PROVIDED DATA ->
·····
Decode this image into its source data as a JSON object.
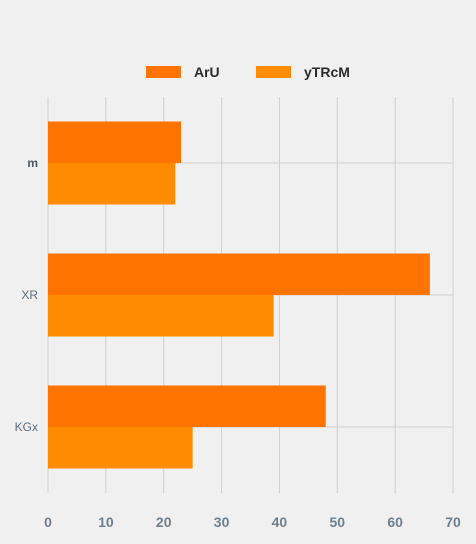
{
  "chart_data": {
    "type": "bar",
    "orientation": "horizontal",
    "categories": [
      "m",
      "XR",
      "KGx"
    ],
    "series": [
      {
        "name": "ArU",
        "color": "#ff7300",
        "values": [
          23,
          66,
          48
        ]
      },
      {
        "name": "yTRcM",
        "color": "#ff8c00",
        "values": [
          22,
          39,
          25
        ]
      }
    ],
    "xlim": [
      0,
      70
    ],
    "xticks": [
      0,
      10,
      20,
      30,
      40,
      50,
      60,
      70
    ],
    "grid": true,
    "legend": "top-center",
    "title": "",
    "xlabel": "",
    "ylabel": ""
  }
}
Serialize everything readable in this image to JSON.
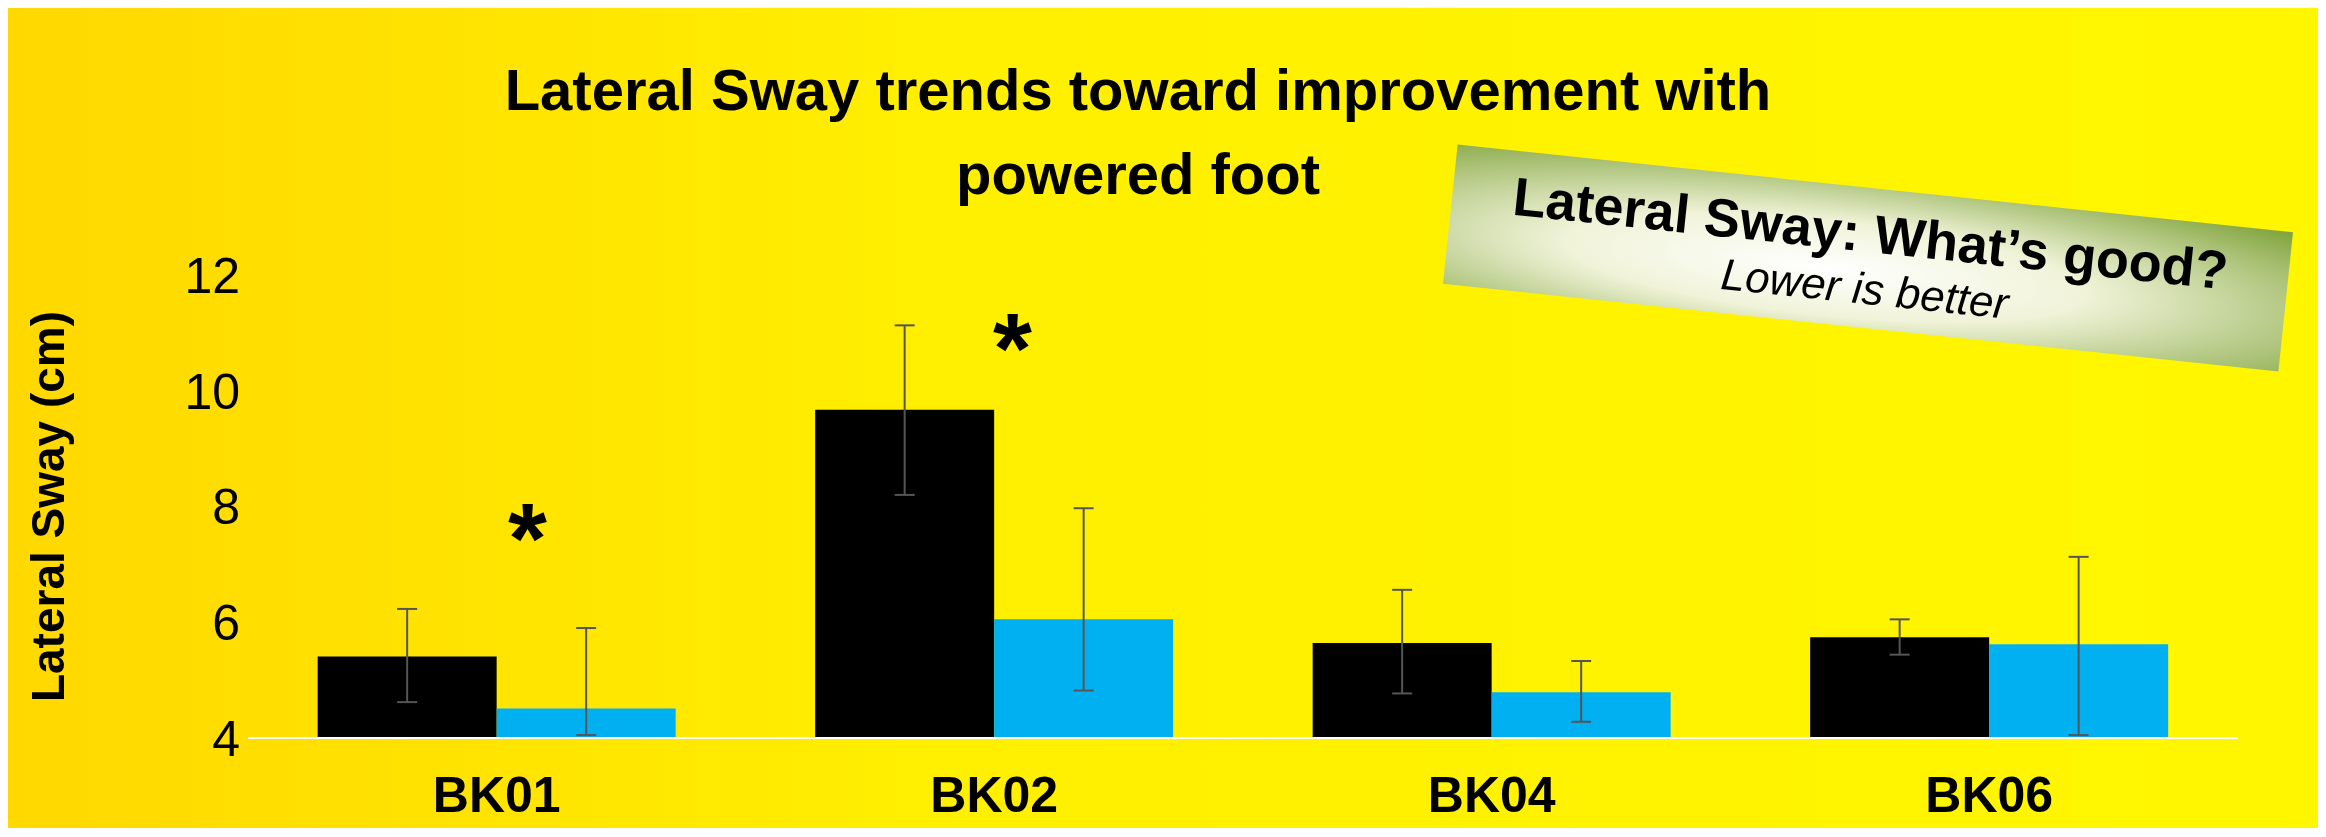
{
  "chart_data": {
    "type": "bar",
    "title": "Lateral Sway trends toward improvement with powered foot",
    "ylabel": "Lateral Sway (cm)",
    "categories": [
      "BK01",
      "BK02",
      "BK04",
      "BK06"
    ],
    "series": [
      {
        "color": "#000000",
        "values": [
          5.41,
          9.67,
          5.64,
          5.74
        ],
        "errors": [
          [
            4.62,
            6.23
          ],
          [
            8.2,
            11.13
          ],
          [
            4.77,
            6.56
          ],
          [
            5.44,
            6.05
          ]
        ]
      },
      {
        "color": "#00b0f0",
        "values": [
          4.51,
          6.05,
          4.79,
          5.62
        ],
        "errors": [
          [
            4.05,
            5.9
          ],
          [
            4.82,
            7.97
          ],
          [
            4.28,
            5.33
          ],
          [
            4.05,
            7.13
          ]
        ]
      }
    ],
    "ylim": [
      4,
      12
    ],
    "yticks": [
      4,
      6,
      8,
      10,
      12
    ],
    "grid": false,
    "legend": false,
    "annotations": [
      "*",
      "*",
      "Lateral Sway: What’s good?",
      "Lower is better"
    ]
  }
}
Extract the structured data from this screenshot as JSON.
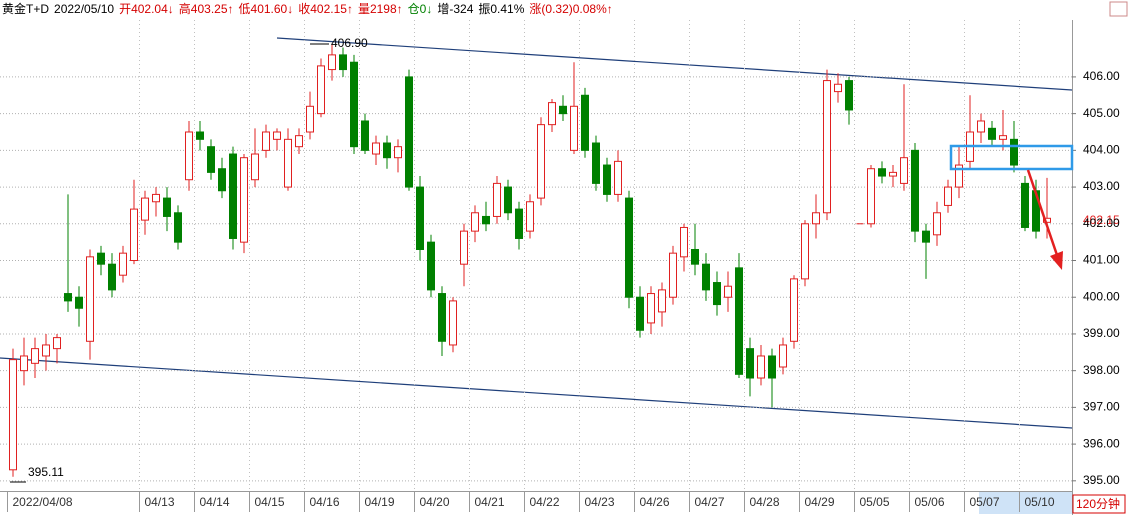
{
  "chart_data": {
    "type": "candlestick",
    "header": [
      "黄金T+D",
      "2022/05/10",
      "开402.04↓",
      "高403.25↑",
      "低401.60↓",
      "收402.15↑",
      "量2198↑",
      "仓0↓",
      "增-324",
      "振0.41%",
      "涨(0.32)0.08%↑"
    ],
    "header_colors": [
      "#000000",
      "#000000",
      "#d40000",
      "#d40000",
      "#d40000",
      "#d40000",
      "#d40000",
      "#008000",
      "#000000",
      "#000000",
      "#d40000"
    ],
    "period": "120分钟",
    "high_label": "406.90",
    "low_label": "395.11",
    "last_label": "402.15",
    "up_color": "#e02020",
    "down_color": "#008000",
    "categories": [
      "2022/04/08",
      null,
      null,
      null,
      null,
      null,
      null,
      null,
      null,
      null,
      null,
      null,
      "04/13",
      null,
      null,
      null,
      null,
      "04/14",
      null,
      null,
      null,
      null,
      "04/15",
      null,
      null,
      null,
      null,
      "04/16",
      null,
      null,
      null,
      null,
      "04/19",
      null,
      null,
      null,
      null,
      "04/20",
      null,
      null,
      null,
      null,
      "04/21",
      null,
      null,
      null,
      null,
      "04/22",
      null,
      null,
      null,
      null,
      "04/23",
      null,
      null,
      null,
      null,
      "04/26",
      null,
      null,
      null,
      null,
      "04/27",
      null,
      null,
      null,
      null,
      "04/28",
      null,
      null,
      null,
      null,
      "04/29",
      null,
      null,
      null,
      null,
      "05/05",
      null,
      null,
      null,
      null,
      "05/06",
      null,
      null,
      null,
      null,
      "05/07",
      null,
      null,
      null,
      null,
      "05/10",
      null,
      null
    ],
    "open": [
      395.3,
      398.0,
      398.2,
      398.4,
      398.6,
      400.1,
      400.0,
      398.8,
      401.2,
      400.9,
      400.6,
      401.0,
      402.1,
      402.6,
      402.7,
      402.3,
      403.2,
      404.5,
      404.1,
      403.5,
      403.9,
      401.5,
      403.2,
      404.0,
      404.3,
      403.0,
      404.1,
      404.5,
      405.0,
      406.2,
      406.6,
      406.4,
      404.8,
      403.9,
      404.2,
      403.8,
      406.0,
      403.0,
      401.5,
      400.1,
      398.7,
      400.9,
      401.8,
      402.2,
      402.2,
      403.0,
      402.4,
      401.8,
      402.7,
      404.7,
      405.2,
      404.0,
      405.5,
      404.2,
      403.6,
      402.8,
      402.7,
      400.0,
      399.3,
      399.6,
      400.0,
      401.1,
      401.3,
      400.9,
      400.4,
      400.0,
      400.8,
      398.6,
      397.8,
      398.4,
      398.1,
      398.8,
      400.5,
      402.0,
      402.3,
      405.6,
      405.9,
      402.0,
      402.0,
      403.5,
      403.3,
      403.1,
      404.0,
      401.8,
      401.7,
      402.5,
      403.0,
      403.7,
      404.5,
      404.6,
      404.3,
      404.3,
      403.1,
      402.9,
      402.04
    ],
    "high": [
      398.6,
      398.9,
      398.9,
      399.0,
      399.0,
      402.8,
      400.3,
      401.3,
      401.4,
      401.2,
      401.4,
      403.2,
      402.9,
      403.0,
      403.0,
      402.5,
      404.8,
      404.8,
      404.3,
      403.8,
      404.1,
      403.9,
      404.6,
      404.7,
      404.6,
      404.6,
      404.6,
      405.6,
      406.5,
      406.9,
      406.8,
      406.6,
      405.0,
      404.4,
      404.4,
      404.3,
      406.2,
      403.3,
      401.7,
      400.3,
      400.0,
      402.0,
      402.5,
      402.6,
      403.3,
      403.2,
      402.6,
      402.8,
      404.9,
      405.4,
      405.5,
      406.4,
      405.7,
      404.4,
      403.8,
      404.0,
      402.9,
      400.3,
      400.3,
      400.4,
      401.4,
      402.0,
      402.0,
      401.2,
      400.7,
      400.7,
      401.2,
      398.9,
      398.7,
      398.6,
      398.9,
      400.6,
      402.1,
      402.8,
      406.2,
      406.1,
      406.0,
      402.0,
      403.6,
      403.7,
      403.6,
      405.8,
      404.2,
      402.0,
      402.6,
      403.2,
      404.1,
      405.5,
      405.0,
      404.8,
      405.1,
      404.8,
      403.3,
      403.2,
      403.25
    ],
    "low": [
      395.11,
      397.6,
      397.8,
      398.0,
      398.2,
      399.6,
      399.2,
      398.3,
      400.6,
      400.0,
      400.4,
      400.9,
      401.7,
      402.2,
      401.8,
      401.3,
      402.9,
      404.0,
      403.2,
      402.7,
      401.3,
      401.2,
      403.0,
      403.8,
      404.0,
      402.9,
      403.9,
      404.3,
      404.9,
      405.9,
      406.0,
      403.9,
      403.9,
      403.6,
      403.5,
      403.4,
      402.9,
      401.0,
      400.0,
      398.4,
      398.5,
      400.3,
      401.5,
      401.8,
      402.0,
      402.1,
      401.3,
      401.6,
      402.5,
      404.5,
      404.8,
      403.9,
      403.8,
      402.9,
      402.6,
      402.6,
      399.7,
      398.9,
      399.0,
      399.2,
      399.8,
      400.7,
      400.6,
      399.9,
      399.5,
      399.6,
      397.8,
      397.3,
      397.6,
      397.0,
      397.9,
      398.6,
      400.3,
      401.6,
      402.1,
      405.3,
      404.7,
      402.0,
      401.9,
      403.1,
      403.0,
      402.9,
      401.5,
      400.5,
      401.4,
      402.3,
      402.7,
      403.5,
      404.2,
      404.1,
      404.0,
      403.4,
      401.8,
      401.6,
      401.6
    ],
    "close": [
      398.3,
      398.4,
      398.6,
      398.7,
      398.9,
      399.9,
      399.7,
      401.1,
      400.9,
      400.2,
      401.2,
      402.4,
      402.7,
      402.8,
      402.2,
      401.5,
      404.5,
      404.3,
      403.4,
      402.9,
      401.6,
      403.8,
      403.9,
      404.5,
      404.5,
      404.3,
      404.4,
      405.2,
      406.3,
      406.6,
      406.2,
      404.1,
      404.0,
      404.2,
      403.8,
      404.1,
      403.0,
      401.3,
      400.2,
      398.8,
      399.9,
      401.8,
      402.3,
      402.0,
      403.1,
      402.3,
      401.6,
      402.6,
      404.7,
      405.3,
      405.0,
      405.2,
      404.0,
      403.1,
      402.8,
      403.7,
      400.0,
      399.1,
      400.1,
      400.2,
      401.2,
      401.9,
      400.9,
      400.2,
      399.8,
      400.3,
      397.9,
      397.8,
      398.4,
      397.8,
      398.7,
      400.5,
      402.0,
      402.3,
      405.9,
      405.8,
      405.1,
      402.0,
      403.5,
      403.3,
      403.4,
      403.8,
      401.8,
      401.5,
      402.3,
      403.0,
      403.6,
      404.5,
      404.8,
      404.3,
      404.4,
      403.6,
      401.9,
      401.8,
      402.15
    ],
    "ylim": [
      394.75,
      407.55
    ],
    "yticks": [
      {
        "value": 395,
        "label": "395.00"
      },
      {
        "value": 396,
        "label": "396.00"
      },
      {
        "value": 397,
        "label": "397.00"
      },
      {
        "value": 398,
        "label": "398.00"
      },
      {
        "value": 399,
        "label": "399.00"
      },
      {
        "value": 400,
        "label": "400.00"
      },
      {
        "value": 401,
        "label": "401.00"
      },
      {
        "value": 402,
        "label": "402.00"
      },
      {
        "value": 403,
        "label": "403.00"
      },
      {
        "value": 404,
        "label": "404.00"
      },
      {
        "value": 405,
        "label": "405.00"
      },
      {
        "value": 406,
        "label": "406.00"
      }
    ],
    "grid": true
  }
}
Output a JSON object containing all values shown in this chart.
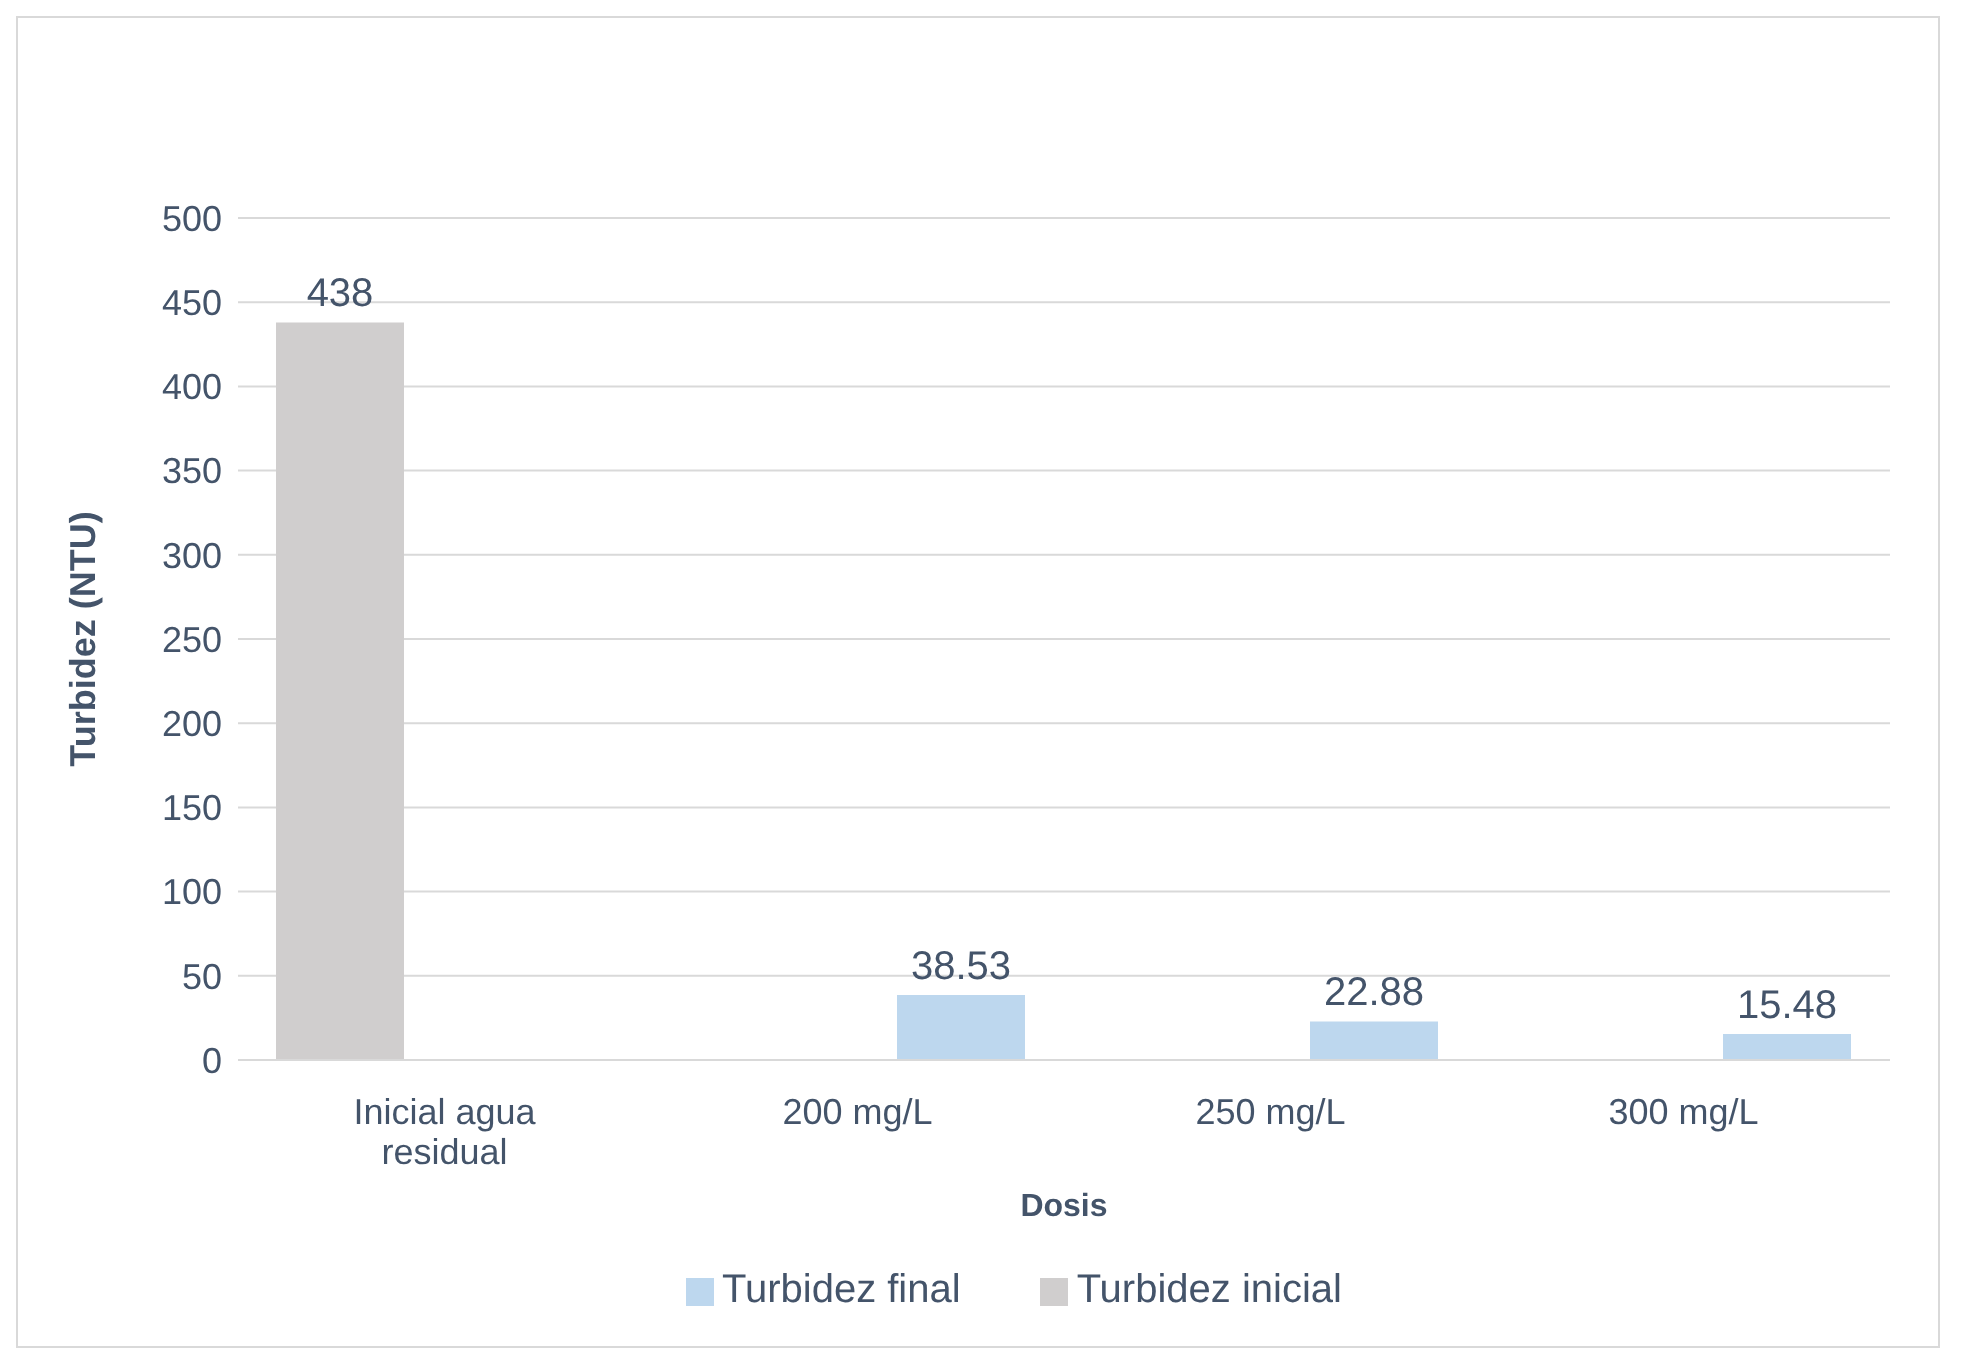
·····
DESCRIPTION OF THE TASK -> Return each line in the records that holds the string "object".

WRITTEN REPLY ->
Decode this image into its source data as a JSON object.
Output a JSON object containing all values shown in this chart.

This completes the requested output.